Lia Cigarini
Mentre pensavo il testo sulla passione della libertà (per il Congresso internazionale delle filosofe che si è tenuto a Barcellona l’ottobre scorso), mi è venuto in mente con grande vivezza un fatto, più precisamente un’esperienza che sta agli inizi del mio femminismo.
La ripropongo qui perché mi sembra sia in tema.
Riflettendo su quel periodo, siamo nel 1967, posso dire che il mio io politico di giovane donna comunista, che insieme a quella degli operai, voleva la liberazione delle donne, si era dileguato, era defluito da me in brevissimo tempo.
Non c’è stato un particolare trauma bensì un sommarsi di coincidenze: la sconfitta della sinistra comunista all’undicesimo congresso del P.C.I.; la decisione di iniziare un’analisi perché mi sentivo stordita, muta anche di fronte agli accadimenti politici che fino ad allora mi avevano tanto coinvolta; e infine, l’incontro con una donna che si aggirava insieme a me nelle più svariate riunioni del pre-sessantotto milanese, anche lei senza parlare ma con in mano un documento un po’ contorto dove si parlava di trascendenza femminile.
Fatto sta che la mia decisione di fare parte di un gruppo di donne e di lasciare perdere le vicende di partito e gruppi fu repentina.

• • • • •

DA COMPLETARE →
1. In quale città si è tenuto il Congresso internazionale delle filosofe di cui parla la fonte?
2. Restituisci, tali e quali, le righe dei record che vanno da quella contenente "chart-title-subscript: 0 [322, 28, 328, 38]" fino a quella contenente "y-tick-label: 0 [57, 444, 65, 459]", entrambe incluse.
I record non hanno nulla a che vedere con la fonte.

[Record dei confini degli elementi]

• • • • •

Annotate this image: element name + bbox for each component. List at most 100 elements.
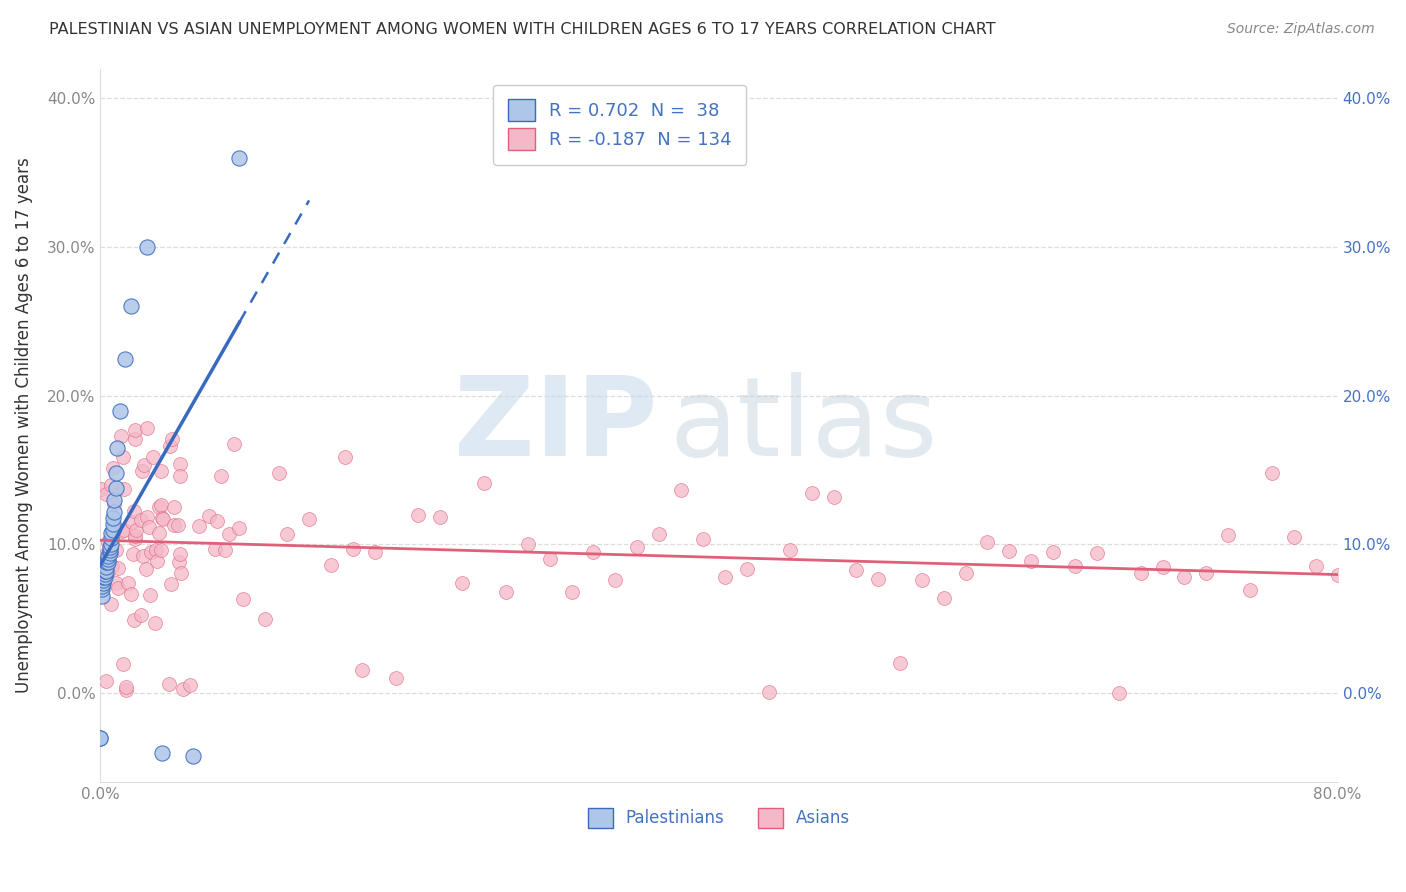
Point — [1261, 467, 1284, 481]
Point — [538, 552, 561, 566]
Point — [735, 562, 758, 576]
Text: Source: ZipAtlas.com: Source: ZipAtlas.com — [1227, 22, 1375, 37]
Point — [166, 518, 188, 533]
Point — [129, 608, 152, 623]
Point — [167, 555, 190, 569]
Point — [90, 579, 112, 593]
Point — [93, 570, 115, 584]
Point — [115, 683, 138, 698]
Point — [97, 552, 120, 566]
Point — [648, 526, 671, 541]
Point — [112, 450, 135, 465]
Point — [276, 527, 298, 541]
Point — [101, 461, 124, 475]
Point — [298, 512, 321, 526]
Point — [122, 547, 145, 561]
Point — [181, 748, 204, 763]
Point — [1064, 558, 1087, 573]
Point — [149, 465, 172, 479]
Point — [149, 542, 172, 557]
Point — [103, 497, 125, 511]
Point — [169, 547, 191, 561]
Point — [139, 545, 162, 559]
Point — [93, 576, 115, 591]
Text: atlas: atlas — [669, 372, 938, 479]
Point — [100, 532, 122, 546]
Point — [104, 481, 127, 495]
Point — [115, 680, 138, 694]
Point — [100, 537, 122, 551]
Point — [132, 549, 155, 563]
Point — [152, 512, 174, 526]
Point — [352, 663, 374, 677]
Point — [626, 540, 648, 554]
Legend: Palestinians, Asians: Palestinians, Asians — [581, 801, 858, 835]
Point — [138, 519, 160, 533]
Point — [472, 475, 495, 490]
Point — [97, 535, 120, 549]
Point — [342, 541, 364, 556]
Point — [1108, 686, 1130, 700]
Point — [160, 577, 183, 591]
Point — [516, 537, 538, 551]
Point — [385, 671, 408, 685]
Point — [150, 498, 173, 512]
Point — [1282, 530, 1305, 544]
Point — [209, 468, 232, 483]
Point — [204, 541, 226, 556]
Point — [112, 482, 135, 496]
Point — [111, 524, 134, 538]
Point — [110, 403, 132, 417]
Point — [97, 565, 120, 579]
Point — [139, 588, 162, 602]
Point — [107, 581, 129, 595]
Point — [107, 561, 129, 575]
Point — [94, 674, 117, 689]
Point — [207, 514, 229, 528]
Text: ZIP: ZIP — [454, 372, 657, 479]
Point — [129, 513, 152, 527]
Point — [101, 523, 124, 537]
Point — [148, 526, 170, 541]
Point — [100, 525, 122, 540]
Point — [692, 532, 714, 546]
Point — [112, 523, 135, 537]
Point — [117, 575, 139, 590]
Point — [779, 542, 801, 557]
Point — [94, 567, 117, 582]
Point — [124, 423, 146, 437]
Point — [96, 555, 118, 569]
Point — [1305, 559, 1327, 574]
Point — [124, 613, 146, 627]
Point — [1085, 546, 1108, 560]
Point — [179, 678, 201, 692]
Point — [224, 437, 246, 451]
Point — [333, 450, 356, 464]
Point — [114, 351, 136, 366]
Point — [101, 558, 124, 573]
Point — [889, 656, 911, 670]
Point — [122, 504, 145, 518]
Point — [169, 457, 191, 471]
Point — [495, 585, 517, 599]
Point — [408, 508, 430, 523]
Point — [93, 575, 115, 590]
Point — [134, 458, 156, 472]
Point — [1129, 566, 1152, 581]
Point — [90, 482, 112, 496]
Text: PALESTINIAN VS ASIAN UNEMPLOYMENT AMONG WOMEN WITH CHILDREN AGES 6 TO 17 YEARS C: PALESTINIAN VS ASIAN UNEMPLOYMENT AMONG … — [49, 22, 995, 37]
Point — [146, 554, 169, 568]
Point — [136, 421, 159, 435]
Point — [1019, 553, 1042, 567]
Point — [150, 746, 173, 760]
Point — [911, 573, 934, 587]
Point — [669, 483, 692, 497]
Point — [90, 582, 112, 596]
Y-axis label: Unemployment Among Women with Children Ages 6 to 17 years: Unemployment Among Women with Children A… — [15, 158, 32, 693]
Point — [932, 591, 955, 605]
Point — [97, 549, 120, 564]
Point — [1239, 582, 1261, 597]
Point — [267, 466, 290, 480]
Point — [142, 450, 165, 464]
Point — [96, 559, 118, 574]
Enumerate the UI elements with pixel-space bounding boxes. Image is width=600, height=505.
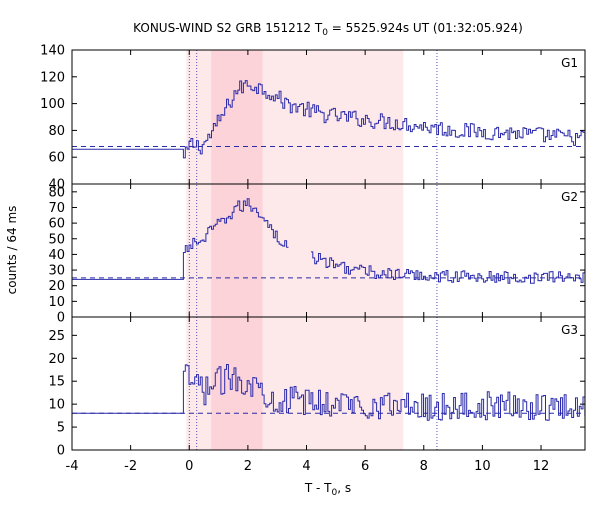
chart-title-subscript: 0 [322, 28, 328, 38]
panel-g1: 40 60 80 100 120 140 G1 [40, 44, 586, 193]
x-tick-label: 10 [474, 459, 491, 474]
y-tick-label: 20 [48, 352, 65, 367]
chart-title-suffix: = 5525.924s UT (01:32:05.924) [328, 21, 523, 35]
x-axis-label: T - T0, s [304, 481, 351, 498]
y-tick-label: 0 [57, 311, 65, 326]
y-tick-label: 50 [48, 232, 65, 247]
series-g1 [72, 80, 586, 159]
x-tick-label: -2 [124, 459, 137, 474]
x-tick-label: 12 [533, 459, 550, 474]
y-axis-label: counts / 64 ms [5, 206, 19, 295]
y-tick-label: 100 [40, 97, 65, 112]
panel-frame-g3 [71, 316, 586, 451]
y-tick-label: 20 [48, 279, 65, 294]
x-axis-label-subscript: 0 [332, 488, 338, 498]
x-axis-label-prefix: T - T [304, 481, 332, 495]
y-tick-label: 40 [48, 248, 65, 263]
y-tick-label: 0 [57, 444, 65, 459]
y-tick-label: 120 [40, 70, 65, 85]
y-tick-label: 60 [48, 151, 65, 166]
y-tick-label: 80 [48, 185, 65, 200]
y-tick-label: 140 [40, 44, 65, 59]
panel-g3: 0 5 10 15 20 25 G3 [48, 316, 586, 459]
panel-label-g3: G3 [561, 323, 578, 337]
x-tick-label: 4 [302, 459, 310, 474]
x-axis-label-suffix: , s [337, 481, 351, 495]
panel-label-g1: G1 [561, 56, 578, 70]
y-tick-label: 10 [48, 398, 65, 413]
y-tick-label: 80 [48, 124, 65, 139]
series-g3 [72, 364, 586, 421]
x-tick-label: 2 [244, 459, 252, 474]
y-tick-label: 10 [48, 295, 65, 310]
y-tick-label: 30 [48, 264, 65, 279]
shaded-interval-1 [211, 50, 263, 450]
x-tick-label: 8 [420, 459, 428, 474]
chart-title-prefix: KONUS-WIND S2 GRB 151212 T [133, 21, 323, 35]
y-tick-label: 60 [48, 217, 65, 232]
x-tick-label: -4 [66, 459, 79, 474]
y-tick-label: 25 [48, 329, 65, 344]
y-tick-label: 70 [48, 201, 65, 216]
x-tick-label: 6 [361, 459, 369, 474]
x-tick-label: 0 [185, 459, 193, 474]
series-g2 [72, 198, 586, 284]
panel-label-g2: G2 [561, 190, 578, 204]
y-tick-label: 5 [57, 421, 65, 436]
y-tick-label: 15 [48, 375, 65, 390]
y-tick-label: 40 [48, 178, 65, 193]
chart-title: KONUS-WIND S2 GRB 151212 T0 = 5525.924s … [133, 21, 523, 38]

• • • • •

RISULTATI ATTESI →
1. A Barcellona.

2.
chart-title-subscript: 0 [322, 28, 328, 38]
panel-g1: 40 60 80 100 120 140 G1 [40, 44, 586, 193]
x-tick-label: 10 [474, 459, 491, 474]
y-tick-label: 20 [48, 352, 65, 367]
chart-title-suffix: = 5525.924s UT (01:32:05.924) [328, 21, 523, 35]
x-axis-label: T - T0, s [304, 481, 351, 498]
y-tick-label: 0 [57, 311, 65, 326]
y-tick-label: 50 [48, 232, 65, 247]
series-g1 [72, 80, 586, 159]
x-tick-label: -2 [124, 459, 137, 474]
x-tick-label: 12 [533, 459, 550, 474]
y-axis-label: counts / 64 ms [5, 206, 19, 295]
y-tick-label: 100 [40, 97, 65, 112]
panel-frame-g3 [71, 316, 586, 451]
y-tick-label: 20 [48, 279, 65, 294]
x-axis-label-subscript: 0 [332, 488, 338, 498]
x-axis-label-prefix: T - T [304, 481, 332, 495]
y-tick-label: 40 [48, 248, 65, 263]
y-tick-label: 0 [57, 444, 65, 459]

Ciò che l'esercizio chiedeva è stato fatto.